* **AIM OF THE TASK**: Arrange the lines of the entries, from the first line through the line containing "left-legend-kc[interactable]: KC (20, 2.5, close, true", as a Markdown table with the columns Row and Line. Put each line's row number under Row and leave out blank lines.

* **GIVEN RECORDS**:

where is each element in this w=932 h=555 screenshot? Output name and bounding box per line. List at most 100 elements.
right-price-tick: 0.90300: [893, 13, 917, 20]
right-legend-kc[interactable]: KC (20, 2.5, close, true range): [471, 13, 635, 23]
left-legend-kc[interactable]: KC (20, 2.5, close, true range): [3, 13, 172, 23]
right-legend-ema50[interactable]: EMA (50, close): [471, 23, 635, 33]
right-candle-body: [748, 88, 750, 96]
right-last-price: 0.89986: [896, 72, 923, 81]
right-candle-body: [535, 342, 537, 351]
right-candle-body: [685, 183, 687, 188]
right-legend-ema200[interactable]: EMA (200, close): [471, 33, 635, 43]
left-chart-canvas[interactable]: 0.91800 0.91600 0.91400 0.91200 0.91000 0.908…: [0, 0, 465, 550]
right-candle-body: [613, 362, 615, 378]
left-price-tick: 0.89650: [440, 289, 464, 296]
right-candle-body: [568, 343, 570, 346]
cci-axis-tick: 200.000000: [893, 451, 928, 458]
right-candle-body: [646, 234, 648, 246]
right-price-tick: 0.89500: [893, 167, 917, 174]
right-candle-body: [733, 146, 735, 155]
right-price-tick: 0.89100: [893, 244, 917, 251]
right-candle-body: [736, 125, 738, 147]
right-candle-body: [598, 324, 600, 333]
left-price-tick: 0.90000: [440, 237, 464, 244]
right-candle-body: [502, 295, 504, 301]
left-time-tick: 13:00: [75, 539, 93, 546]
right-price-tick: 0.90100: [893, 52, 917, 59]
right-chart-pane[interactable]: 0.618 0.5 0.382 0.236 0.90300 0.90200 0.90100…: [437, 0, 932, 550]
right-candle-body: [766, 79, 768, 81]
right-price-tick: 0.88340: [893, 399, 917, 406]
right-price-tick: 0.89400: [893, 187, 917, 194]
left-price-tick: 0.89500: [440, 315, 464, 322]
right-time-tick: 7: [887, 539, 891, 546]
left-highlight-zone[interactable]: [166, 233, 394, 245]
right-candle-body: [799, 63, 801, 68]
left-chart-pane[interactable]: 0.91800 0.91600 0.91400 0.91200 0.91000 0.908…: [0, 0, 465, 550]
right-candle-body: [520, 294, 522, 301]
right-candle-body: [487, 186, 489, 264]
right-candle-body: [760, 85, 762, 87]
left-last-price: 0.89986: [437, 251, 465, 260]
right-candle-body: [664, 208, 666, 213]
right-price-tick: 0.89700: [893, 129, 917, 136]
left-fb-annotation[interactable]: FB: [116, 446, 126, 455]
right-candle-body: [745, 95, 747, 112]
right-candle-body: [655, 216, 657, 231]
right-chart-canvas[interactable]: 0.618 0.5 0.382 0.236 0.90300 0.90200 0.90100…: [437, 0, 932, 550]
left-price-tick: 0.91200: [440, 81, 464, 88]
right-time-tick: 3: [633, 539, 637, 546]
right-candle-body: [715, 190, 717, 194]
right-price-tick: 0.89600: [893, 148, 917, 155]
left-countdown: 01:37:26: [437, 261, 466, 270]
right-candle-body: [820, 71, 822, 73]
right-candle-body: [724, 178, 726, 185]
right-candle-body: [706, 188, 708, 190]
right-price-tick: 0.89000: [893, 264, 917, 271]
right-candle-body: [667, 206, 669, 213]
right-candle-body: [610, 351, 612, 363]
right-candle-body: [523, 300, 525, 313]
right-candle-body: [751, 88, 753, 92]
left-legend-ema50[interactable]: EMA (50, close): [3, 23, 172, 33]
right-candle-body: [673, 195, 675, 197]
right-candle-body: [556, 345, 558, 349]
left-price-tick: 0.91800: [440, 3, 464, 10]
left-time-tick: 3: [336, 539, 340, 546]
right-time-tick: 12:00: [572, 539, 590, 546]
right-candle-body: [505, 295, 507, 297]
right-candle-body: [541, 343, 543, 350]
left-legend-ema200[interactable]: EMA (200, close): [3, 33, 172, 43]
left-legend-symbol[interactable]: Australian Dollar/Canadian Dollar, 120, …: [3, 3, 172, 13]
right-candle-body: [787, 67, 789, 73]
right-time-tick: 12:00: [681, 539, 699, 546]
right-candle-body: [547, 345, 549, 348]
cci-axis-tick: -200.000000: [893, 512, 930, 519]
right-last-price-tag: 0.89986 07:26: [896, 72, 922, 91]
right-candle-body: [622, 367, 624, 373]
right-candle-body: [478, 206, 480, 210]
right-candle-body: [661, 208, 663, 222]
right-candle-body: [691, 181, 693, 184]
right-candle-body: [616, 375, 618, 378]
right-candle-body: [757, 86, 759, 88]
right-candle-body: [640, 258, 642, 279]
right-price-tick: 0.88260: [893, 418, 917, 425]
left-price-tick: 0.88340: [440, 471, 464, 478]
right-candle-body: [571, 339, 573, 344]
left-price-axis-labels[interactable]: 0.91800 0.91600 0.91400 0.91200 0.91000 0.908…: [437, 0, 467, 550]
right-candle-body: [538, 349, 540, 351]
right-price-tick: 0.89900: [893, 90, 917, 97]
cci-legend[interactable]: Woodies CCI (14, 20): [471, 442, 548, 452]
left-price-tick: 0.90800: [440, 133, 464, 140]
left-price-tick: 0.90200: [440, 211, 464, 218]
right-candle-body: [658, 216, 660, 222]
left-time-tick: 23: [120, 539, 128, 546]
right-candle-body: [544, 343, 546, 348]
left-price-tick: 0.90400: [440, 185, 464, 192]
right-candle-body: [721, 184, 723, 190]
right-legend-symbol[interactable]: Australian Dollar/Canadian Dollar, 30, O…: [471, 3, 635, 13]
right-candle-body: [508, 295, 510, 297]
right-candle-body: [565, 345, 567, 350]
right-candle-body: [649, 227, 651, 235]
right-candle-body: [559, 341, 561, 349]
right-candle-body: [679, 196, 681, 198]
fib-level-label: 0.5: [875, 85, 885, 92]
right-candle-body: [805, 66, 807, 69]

* **THE REPLY**:
| Row | Line |
|---|---|
| 1 | where is each element in this w=932 h=555 screenshot? Output name and bounding box per line. List at most 100 elements. |
| 2 | right-price-tick: 0.90300: [893, 13, 917, 20] |
| 3 | right-legend-kc[interactable]: KC (20, 2.5, close, true range): [471, 13, 635, 23] |
| 4 | left-legend-kc[interactable]: KC (20, 2.5, close, true range): [3, 13, 172, 23] |